What you should do:
Reading the listing below, count the lines that contain the word "value" and give that count alone.

*****

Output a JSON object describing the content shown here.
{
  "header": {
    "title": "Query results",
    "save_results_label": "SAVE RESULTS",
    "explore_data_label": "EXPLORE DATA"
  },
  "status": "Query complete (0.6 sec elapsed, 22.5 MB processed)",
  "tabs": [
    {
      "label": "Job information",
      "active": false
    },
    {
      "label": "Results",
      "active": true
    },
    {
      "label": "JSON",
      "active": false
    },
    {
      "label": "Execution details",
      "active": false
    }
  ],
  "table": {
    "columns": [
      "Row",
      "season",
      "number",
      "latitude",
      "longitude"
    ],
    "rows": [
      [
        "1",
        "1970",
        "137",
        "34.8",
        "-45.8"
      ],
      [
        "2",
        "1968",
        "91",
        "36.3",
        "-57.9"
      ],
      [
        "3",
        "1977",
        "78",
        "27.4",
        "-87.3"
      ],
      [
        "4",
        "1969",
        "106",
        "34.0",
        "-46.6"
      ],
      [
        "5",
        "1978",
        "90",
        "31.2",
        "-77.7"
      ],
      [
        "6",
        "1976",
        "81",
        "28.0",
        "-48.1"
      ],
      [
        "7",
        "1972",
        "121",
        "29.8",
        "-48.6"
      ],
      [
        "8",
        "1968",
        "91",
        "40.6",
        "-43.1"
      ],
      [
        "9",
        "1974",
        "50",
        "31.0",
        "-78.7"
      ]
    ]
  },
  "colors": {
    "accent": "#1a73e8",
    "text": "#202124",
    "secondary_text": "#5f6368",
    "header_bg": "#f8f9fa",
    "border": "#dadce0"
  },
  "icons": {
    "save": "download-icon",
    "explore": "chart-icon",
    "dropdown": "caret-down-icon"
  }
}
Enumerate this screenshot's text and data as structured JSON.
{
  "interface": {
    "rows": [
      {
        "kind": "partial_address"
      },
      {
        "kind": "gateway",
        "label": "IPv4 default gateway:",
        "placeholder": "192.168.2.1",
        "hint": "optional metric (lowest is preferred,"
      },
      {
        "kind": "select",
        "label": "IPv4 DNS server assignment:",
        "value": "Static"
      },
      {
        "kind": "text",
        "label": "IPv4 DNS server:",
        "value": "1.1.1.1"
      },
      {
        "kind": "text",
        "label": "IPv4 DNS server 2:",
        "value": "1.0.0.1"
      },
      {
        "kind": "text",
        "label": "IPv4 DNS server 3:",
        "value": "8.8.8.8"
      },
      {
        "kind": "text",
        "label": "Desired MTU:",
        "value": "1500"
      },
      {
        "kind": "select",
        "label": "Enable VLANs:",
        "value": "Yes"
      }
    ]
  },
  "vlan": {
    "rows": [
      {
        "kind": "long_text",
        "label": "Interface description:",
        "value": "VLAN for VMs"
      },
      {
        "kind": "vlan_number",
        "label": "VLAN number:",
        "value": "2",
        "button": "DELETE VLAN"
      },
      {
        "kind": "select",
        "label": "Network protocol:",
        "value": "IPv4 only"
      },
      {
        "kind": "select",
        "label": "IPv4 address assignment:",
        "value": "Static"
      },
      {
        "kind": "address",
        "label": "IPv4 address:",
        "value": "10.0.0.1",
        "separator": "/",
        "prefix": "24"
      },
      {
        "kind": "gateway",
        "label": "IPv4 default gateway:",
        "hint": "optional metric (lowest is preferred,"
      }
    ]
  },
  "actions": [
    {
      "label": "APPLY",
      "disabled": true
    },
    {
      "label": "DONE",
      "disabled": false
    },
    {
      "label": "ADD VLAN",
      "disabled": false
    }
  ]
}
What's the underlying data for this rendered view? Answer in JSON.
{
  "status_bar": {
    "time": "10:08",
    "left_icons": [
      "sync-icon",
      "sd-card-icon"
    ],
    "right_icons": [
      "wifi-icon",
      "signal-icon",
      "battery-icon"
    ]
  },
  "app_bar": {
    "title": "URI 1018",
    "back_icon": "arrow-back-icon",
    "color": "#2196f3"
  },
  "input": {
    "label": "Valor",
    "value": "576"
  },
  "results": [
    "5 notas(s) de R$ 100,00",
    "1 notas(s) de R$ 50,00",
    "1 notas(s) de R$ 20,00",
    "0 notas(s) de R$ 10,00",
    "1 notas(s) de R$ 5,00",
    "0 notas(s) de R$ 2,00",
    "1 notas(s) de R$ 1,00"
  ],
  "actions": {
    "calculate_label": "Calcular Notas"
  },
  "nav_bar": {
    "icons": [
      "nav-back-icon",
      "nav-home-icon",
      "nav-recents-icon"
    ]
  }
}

*****

Exercise response:
12